Desde tiempos inmemoriales, el imaginario colectivo ha percibido al presidente de la República como una suerte de César republicano, hipertrofia que fue abonada por la sumisión rebañega de los demás poderes públicos, penosamente latente, y por la inexistencia de otrora de vías recursivas para impugnar sus actos. No fue sino a mediados del pasado siglo que mediante la Ley núm. 1494, se instituyó el Tribunal Superior Administrativo, al cual se le reconoció la competencia de conocer la conformidad legal de lo actuado por la Administración Pública.

Se trataba, sin embargo, de una institución de justicia retenida, toda vez que tanto sus miembros como el secretario eran designados por el presidente de la República. Lejos de gozar de independencia para resolver los conflictos que se sometían a su consideración, ese órgano era caja de resonancia de la voluntad de Trujillo, cuyos asesores habrían pretendido reproducir en su provecho los poderes de Napoleón, quien además de elaborar las leyes, reglamentarlas y aplicarlas, solucionaba las contestaciones litigiosas a través del Consejo de Estado que controlaba.

LISTA DE TAREAS —
a. Responde estas preguntas con lo que afirma el texto sobre el Tribunal Superior Administrativo:
(i) ¿Mediante qué ley se instituyó el Tribunal Superior Administrativo?
(ii) ¿Quién designaba a los miembros y al secretario de ese tribunal?
(iii) ¿A través de qué órgano solucionaba Napoleón las contestaciones litigiosas?
b. Indica si cada afirmación coincide con el texto sobre el Tribunal Superior Administrativo y cita las palabras que lo deciden:
(i) El Tribunal Superior Administrativo se instituyó a mediados del pasado siglo.
(ii) El tribunal gozaba de independencia para resolver los conflictos que se le sometían.
(iii) El presidente designaba a los miembros del tribunal, pero no al secretario.
c. Retoma el texto sobre el Tribunal Superior Administrativo justo después de su última oración.
Las filas no hacen falta para resolver ninguna tarea.

(Extractos de un conjunto de anotaciones de diseño)
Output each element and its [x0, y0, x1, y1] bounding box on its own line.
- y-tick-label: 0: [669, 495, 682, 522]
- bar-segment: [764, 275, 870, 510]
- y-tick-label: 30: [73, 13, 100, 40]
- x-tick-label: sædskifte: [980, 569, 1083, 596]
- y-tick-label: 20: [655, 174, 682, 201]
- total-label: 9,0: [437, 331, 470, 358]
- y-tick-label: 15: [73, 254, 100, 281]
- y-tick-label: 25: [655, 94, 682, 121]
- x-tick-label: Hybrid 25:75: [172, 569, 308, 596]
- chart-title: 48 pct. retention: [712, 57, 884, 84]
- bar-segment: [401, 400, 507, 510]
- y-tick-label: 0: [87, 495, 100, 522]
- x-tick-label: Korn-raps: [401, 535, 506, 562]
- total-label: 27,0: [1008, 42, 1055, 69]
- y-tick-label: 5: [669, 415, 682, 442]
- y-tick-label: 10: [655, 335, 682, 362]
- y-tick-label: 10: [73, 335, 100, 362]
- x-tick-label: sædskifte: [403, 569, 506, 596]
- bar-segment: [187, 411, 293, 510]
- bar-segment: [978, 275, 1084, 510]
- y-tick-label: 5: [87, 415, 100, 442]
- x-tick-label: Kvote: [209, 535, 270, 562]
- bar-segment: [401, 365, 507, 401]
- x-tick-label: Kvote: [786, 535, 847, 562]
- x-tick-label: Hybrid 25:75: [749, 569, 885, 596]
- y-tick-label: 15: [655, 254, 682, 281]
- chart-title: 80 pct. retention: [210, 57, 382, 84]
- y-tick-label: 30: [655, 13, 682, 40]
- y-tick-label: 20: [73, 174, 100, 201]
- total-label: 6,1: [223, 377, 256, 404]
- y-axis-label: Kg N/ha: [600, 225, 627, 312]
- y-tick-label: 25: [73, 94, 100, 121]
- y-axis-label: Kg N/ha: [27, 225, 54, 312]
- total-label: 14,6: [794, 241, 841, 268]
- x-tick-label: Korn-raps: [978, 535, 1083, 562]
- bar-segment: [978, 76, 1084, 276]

RESPUESTAS —
a.
(i) Mediante la Ley núm. 1494.
(ii) El presidente de la República.
(iii) A través del Consejo de Estado que controlaba.

b.
(i) Sí: "No fue sino a mediados del pasado siglo que mediante la Ley núm. 1494, se instituyó el Tribunal Superior Administrativo".
(ii) No: "Lejos de gozar de independencia para resolver los conflictos que se sometían a su consideración".
(iii) No: "tanto sus miembros como el secretario eran designados por el presidente de la República".

c.
En 1951 se produjo un gatopardismo: le endosaron las atribuciones de dicho tribunal a la Cámara de Cuentas, cuyos titulares, pese a ser nombrados por el Senado, eran de ternas propuestas por el Poder Ejecutivo. Varias décadas más tarde, se promulgó la Ley núm. 13-07, que además de consagrar un sistema de control jurisdiccional de la actividad administrativa, creó el órgano judicial que, de conformidad con la sexta disposición transitoria de la Constitución del 2010, pasó a denominarse Tribunal Superior Administrativo.

Quizás fue entonces que empezó a desenraizarse la idea de que Estado y Poder Ejecutivo eran un solo haz. El siguiente esfuerzo se hizo en la Ley núm. 41-08, cuyo art. 4.1 definió al Estado así: “Conjunto de órganos y entidades pertenecientes a los poderes legislativo, ejecutivo y judicial, incluyendo las entidades municipales, así como los órganos constitucionales como la JCE y la Cámara de Cuentas”.

Indudablemente es el sentido de Estado-organización, sobre el que Agustín Gordillo, referente por obligación del Derecho Administrativo, enseña que es “[…] el conjunto de órganos jurídicos a través de los cuales actúa la figura jurídica que personifica al pueblo en el ámbito del derecho”. Ese es el significado, añade el tratadista argentino, que provee al Estado de personalidad jurídica, o mejor, el que lo convierte en “[…] un punto de imputación de hechos y actos humanos, los de los funcionarios, jueces, legisladores”.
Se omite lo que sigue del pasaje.